— START —
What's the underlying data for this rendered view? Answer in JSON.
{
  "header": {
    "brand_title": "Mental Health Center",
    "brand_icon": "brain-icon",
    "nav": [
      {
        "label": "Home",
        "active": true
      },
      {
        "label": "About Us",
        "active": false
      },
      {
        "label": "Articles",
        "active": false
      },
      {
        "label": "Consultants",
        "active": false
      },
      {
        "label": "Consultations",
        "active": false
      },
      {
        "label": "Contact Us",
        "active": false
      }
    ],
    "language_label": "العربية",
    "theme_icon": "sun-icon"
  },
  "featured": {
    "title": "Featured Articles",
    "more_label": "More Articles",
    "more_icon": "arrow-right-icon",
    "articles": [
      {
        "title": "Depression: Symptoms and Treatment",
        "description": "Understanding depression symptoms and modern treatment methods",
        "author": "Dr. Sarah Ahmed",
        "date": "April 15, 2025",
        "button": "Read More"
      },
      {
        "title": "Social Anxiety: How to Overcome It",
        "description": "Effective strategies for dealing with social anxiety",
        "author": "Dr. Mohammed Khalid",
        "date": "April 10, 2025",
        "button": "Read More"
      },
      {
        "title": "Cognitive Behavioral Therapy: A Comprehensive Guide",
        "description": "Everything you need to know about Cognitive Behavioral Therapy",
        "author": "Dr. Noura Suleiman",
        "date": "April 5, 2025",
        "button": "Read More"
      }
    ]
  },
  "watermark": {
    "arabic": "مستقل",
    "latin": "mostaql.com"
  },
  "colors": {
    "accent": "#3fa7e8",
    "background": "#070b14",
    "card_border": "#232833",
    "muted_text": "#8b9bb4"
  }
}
— END —
### WHAT TO WORK ON
Transcribe each entry exactly.

### FULL SOLUTION
What's the underlying data for this rendered view? Answer in JSON.
{
  "header": {
    "brand_title": "Mental Health Center",
    "brand_icon": "brain-icon",
    "nav": [
      {
        "label": "Home",
        "active": true
      },
      {
        "label": "About Us",
        "active": false
      },
      {
        "label": "Articles",
        "active": false
      },
      {
        "label": "Consultants",
        "active": false
      },
      {
        "label": "Consultations",
        "active": false
      },
      {
        "label": "Contact Us",
        "active": false
      }
    ],
    "language_label": "العربية",
    "theme_icon": "sun-icon"
  },
  "featured": {
    "title": "Featured Articles",
    "more_label": "More Articles",
    "more_icon": "arrow-right-icon",
    "articles": [
      {
        "title": "Depression: Symptoms and Treatment",
        "description": "Understanding depression symptoms and modern treatment methods",
        "author": "Dr. Sarah Ahmed",
        "date": "April 15, 2025",
        "button": "Read More"
      },
      {
        "title": "Social Anxiety: How to Overcome It",
        "description": "Effective strategies for dealing with social anxiety",
        "author": "Dr. Mohammed Khalid",
        "date": "April 10, 2025",
        "button": "Read More"
      },
      {
        "title": "Cognitive Behavioral Therapy: A Comprehensive Guide",
        "description": "Everything you need to know about Cognitive Behavioral Therapy",
        "author": "Dr. Noura Suleiman",
        "date": "April 5, 2025",
        "button": "Read More"
      }
    ]
  },
  "watermark": {
    "arabic": "مستقل",
    "latin": "mostaql.com"
  },
  "colors": {
    "accent": "#3fa7e8",
    "background": "#070b14",
    "card_border": "#232833",
    "muted_text": "#8b9bb4"
  }
}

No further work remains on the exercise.